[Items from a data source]
--- START ---
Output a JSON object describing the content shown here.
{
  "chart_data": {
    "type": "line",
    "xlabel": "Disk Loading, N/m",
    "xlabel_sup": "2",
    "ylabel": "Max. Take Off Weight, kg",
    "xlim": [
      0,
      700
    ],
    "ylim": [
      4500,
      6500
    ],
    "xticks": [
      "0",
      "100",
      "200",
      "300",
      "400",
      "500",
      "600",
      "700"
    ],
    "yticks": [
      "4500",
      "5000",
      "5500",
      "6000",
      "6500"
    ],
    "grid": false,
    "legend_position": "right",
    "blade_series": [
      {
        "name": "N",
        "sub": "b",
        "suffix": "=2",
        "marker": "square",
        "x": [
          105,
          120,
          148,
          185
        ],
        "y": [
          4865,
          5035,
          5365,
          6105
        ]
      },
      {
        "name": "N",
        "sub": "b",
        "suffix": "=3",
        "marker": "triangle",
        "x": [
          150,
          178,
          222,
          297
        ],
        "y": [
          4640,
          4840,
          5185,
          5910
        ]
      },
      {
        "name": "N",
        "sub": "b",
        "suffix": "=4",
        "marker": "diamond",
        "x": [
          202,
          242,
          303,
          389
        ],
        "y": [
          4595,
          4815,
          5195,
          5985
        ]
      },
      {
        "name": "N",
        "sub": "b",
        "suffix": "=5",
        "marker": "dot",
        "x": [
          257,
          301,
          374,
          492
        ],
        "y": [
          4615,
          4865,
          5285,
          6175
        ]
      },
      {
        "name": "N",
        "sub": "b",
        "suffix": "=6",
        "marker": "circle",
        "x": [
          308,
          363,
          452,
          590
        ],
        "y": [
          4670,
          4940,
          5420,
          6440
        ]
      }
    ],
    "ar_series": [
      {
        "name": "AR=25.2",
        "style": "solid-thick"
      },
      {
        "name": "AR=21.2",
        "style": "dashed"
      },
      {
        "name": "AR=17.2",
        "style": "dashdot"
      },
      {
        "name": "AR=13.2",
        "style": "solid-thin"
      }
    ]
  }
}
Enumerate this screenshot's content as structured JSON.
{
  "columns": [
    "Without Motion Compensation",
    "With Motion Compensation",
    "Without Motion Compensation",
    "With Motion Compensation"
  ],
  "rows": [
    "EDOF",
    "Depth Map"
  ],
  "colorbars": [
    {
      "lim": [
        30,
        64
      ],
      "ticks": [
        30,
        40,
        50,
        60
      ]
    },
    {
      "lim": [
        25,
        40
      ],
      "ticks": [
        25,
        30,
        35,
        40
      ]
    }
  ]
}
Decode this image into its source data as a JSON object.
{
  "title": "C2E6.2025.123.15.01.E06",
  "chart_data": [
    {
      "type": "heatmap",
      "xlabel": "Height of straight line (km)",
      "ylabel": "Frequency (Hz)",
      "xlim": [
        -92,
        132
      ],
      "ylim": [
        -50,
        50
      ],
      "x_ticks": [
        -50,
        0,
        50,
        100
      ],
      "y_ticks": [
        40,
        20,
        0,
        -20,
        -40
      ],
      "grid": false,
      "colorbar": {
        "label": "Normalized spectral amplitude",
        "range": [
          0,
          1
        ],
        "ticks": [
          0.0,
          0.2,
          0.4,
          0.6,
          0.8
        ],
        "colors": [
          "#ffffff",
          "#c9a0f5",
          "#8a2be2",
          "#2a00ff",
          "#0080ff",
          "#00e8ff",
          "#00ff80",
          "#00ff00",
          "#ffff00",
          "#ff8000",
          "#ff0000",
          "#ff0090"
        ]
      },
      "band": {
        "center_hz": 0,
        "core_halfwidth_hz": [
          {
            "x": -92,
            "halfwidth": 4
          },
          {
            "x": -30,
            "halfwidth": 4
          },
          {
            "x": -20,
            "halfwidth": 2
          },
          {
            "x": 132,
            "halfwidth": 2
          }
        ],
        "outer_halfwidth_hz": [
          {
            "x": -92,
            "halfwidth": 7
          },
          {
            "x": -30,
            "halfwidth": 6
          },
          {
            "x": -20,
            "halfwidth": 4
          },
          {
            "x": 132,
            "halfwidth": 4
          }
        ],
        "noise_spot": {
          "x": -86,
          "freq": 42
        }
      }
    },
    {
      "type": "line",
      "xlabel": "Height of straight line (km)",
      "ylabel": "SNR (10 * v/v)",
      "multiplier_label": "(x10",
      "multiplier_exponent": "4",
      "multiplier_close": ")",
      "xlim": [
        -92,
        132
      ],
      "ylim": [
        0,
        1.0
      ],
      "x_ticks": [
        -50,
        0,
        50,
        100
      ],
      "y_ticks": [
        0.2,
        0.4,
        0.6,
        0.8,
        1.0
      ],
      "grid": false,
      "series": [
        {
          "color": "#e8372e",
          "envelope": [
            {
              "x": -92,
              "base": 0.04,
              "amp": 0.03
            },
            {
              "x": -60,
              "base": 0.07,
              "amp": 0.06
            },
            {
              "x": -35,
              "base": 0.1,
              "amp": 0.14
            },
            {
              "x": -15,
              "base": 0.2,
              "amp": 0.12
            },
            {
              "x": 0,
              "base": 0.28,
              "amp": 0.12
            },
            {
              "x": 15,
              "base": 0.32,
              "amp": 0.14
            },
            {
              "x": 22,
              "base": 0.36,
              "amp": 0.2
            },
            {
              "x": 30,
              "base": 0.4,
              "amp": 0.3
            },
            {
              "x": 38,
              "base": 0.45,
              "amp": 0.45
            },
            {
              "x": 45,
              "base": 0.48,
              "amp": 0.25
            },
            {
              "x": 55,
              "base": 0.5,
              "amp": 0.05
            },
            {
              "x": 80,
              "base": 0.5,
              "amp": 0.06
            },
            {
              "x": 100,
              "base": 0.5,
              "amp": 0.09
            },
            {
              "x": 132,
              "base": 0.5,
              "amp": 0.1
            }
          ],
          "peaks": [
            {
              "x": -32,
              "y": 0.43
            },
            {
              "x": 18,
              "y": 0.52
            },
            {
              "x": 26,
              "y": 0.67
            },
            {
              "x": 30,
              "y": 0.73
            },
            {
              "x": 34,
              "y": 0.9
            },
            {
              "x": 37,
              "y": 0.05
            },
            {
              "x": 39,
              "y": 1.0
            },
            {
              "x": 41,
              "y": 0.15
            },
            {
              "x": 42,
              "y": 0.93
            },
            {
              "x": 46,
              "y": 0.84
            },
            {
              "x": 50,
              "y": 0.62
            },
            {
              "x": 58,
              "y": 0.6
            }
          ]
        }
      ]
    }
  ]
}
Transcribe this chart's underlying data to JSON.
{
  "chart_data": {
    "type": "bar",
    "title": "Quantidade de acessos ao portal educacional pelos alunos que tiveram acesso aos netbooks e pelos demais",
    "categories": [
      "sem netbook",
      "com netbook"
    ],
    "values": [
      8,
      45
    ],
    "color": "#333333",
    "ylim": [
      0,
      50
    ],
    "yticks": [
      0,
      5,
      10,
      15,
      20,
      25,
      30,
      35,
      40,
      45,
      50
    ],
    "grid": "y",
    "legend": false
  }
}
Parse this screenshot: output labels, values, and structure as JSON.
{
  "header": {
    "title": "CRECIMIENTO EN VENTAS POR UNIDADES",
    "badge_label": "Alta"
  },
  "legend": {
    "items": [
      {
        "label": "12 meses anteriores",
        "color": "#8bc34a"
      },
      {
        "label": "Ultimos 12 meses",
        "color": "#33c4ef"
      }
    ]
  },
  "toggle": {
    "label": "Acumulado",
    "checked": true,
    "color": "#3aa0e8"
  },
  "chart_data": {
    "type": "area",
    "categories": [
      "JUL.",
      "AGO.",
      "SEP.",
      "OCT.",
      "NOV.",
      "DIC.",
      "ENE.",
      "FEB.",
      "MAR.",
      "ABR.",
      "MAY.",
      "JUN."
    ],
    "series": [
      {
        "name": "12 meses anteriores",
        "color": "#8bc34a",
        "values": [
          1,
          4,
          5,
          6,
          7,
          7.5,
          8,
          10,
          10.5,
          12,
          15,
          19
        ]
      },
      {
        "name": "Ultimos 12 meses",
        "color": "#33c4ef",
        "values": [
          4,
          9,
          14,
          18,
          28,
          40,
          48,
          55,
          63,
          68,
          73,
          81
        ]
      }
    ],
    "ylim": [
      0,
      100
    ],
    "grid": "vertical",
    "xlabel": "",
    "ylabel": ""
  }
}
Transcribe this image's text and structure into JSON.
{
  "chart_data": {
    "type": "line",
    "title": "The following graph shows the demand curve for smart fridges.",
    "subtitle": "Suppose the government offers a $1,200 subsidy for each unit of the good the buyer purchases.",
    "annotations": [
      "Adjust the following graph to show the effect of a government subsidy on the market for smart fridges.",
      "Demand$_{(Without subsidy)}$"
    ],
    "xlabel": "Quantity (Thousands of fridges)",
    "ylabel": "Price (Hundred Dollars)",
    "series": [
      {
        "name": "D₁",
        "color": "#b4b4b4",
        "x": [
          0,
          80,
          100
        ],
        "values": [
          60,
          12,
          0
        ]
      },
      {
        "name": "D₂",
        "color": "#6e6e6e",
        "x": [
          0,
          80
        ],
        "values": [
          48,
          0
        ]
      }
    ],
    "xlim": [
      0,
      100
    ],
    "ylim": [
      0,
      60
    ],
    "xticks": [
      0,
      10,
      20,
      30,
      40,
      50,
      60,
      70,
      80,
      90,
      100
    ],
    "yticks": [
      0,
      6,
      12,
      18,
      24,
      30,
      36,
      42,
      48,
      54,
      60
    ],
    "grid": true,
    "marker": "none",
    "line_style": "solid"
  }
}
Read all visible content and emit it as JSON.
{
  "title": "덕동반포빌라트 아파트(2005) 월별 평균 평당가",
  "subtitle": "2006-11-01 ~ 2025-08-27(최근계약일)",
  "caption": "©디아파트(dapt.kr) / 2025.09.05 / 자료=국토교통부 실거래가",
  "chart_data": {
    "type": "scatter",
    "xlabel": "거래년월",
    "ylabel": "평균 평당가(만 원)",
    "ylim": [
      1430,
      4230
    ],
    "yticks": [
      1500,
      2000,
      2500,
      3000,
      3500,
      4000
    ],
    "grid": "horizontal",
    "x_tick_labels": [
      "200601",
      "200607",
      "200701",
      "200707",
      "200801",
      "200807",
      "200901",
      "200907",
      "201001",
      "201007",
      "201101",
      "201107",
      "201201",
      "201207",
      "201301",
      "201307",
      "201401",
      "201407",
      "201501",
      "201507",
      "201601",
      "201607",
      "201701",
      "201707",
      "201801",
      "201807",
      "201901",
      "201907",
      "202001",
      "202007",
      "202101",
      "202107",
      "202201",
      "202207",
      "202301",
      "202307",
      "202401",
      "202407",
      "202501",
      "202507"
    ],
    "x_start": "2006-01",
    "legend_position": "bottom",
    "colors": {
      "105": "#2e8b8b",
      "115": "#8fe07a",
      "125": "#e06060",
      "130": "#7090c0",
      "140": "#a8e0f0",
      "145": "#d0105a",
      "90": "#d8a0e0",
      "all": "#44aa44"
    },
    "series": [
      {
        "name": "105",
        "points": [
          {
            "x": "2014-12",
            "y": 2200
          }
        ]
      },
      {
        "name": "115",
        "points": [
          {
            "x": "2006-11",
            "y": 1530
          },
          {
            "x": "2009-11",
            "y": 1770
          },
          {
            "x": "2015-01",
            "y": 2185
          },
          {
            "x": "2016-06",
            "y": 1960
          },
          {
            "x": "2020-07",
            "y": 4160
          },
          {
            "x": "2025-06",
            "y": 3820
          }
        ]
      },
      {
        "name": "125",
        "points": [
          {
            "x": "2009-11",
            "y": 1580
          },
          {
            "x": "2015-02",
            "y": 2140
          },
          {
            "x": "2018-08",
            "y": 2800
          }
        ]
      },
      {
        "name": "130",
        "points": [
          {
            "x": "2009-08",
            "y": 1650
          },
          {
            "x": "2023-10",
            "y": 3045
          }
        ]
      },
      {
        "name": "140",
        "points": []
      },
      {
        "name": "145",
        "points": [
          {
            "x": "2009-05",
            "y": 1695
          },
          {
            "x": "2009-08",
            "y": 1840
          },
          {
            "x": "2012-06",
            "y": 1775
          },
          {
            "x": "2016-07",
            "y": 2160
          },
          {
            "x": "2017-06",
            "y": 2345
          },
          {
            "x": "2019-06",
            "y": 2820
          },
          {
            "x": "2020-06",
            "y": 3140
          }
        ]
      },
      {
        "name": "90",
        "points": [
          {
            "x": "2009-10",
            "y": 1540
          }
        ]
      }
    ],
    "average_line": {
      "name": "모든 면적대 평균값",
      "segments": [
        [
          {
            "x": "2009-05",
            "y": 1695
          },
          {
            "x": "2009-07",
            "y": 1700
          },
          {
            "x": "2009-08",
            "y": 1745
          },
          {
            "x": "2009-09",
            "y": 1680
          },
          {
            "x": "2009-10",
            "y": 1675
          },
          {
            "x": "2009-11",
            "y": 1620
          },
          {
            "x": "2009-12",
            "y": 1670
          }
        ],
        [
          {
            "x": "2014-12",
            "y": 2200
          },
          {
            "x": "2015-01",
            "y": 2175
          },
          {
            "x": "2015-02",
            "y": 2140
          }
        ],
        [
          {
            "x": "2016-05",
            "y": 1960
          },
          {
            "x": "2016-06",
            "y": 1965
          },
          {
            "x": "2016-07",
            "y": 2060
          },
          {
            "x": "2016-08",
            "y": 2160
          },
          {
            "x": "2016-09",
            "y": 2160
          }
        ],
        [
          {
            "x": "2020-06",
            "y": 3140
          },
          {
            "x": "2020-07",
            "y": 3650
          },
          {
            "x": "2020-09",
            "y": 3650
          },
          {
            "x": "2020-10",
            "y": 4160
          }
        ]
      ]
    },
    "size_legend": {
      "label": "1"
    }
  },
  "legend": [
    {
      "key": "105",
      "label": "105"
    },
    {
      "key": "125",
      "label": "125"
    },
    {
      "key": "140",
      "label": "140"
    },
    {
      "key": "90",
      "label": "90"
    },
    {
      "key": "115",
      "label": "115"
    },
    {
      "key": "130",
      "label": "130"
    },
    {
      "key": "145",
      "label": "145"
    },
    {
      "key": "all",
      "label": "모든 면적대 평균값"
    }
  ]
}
--- END ---
### INSTRUCTIONS FOR THE TASK:
Return every line containing "anteriores".

### RESPONSE TO THIS EXERCISE:
        "label": "12 meses anteriores",
        "name": "12 meses anteriores",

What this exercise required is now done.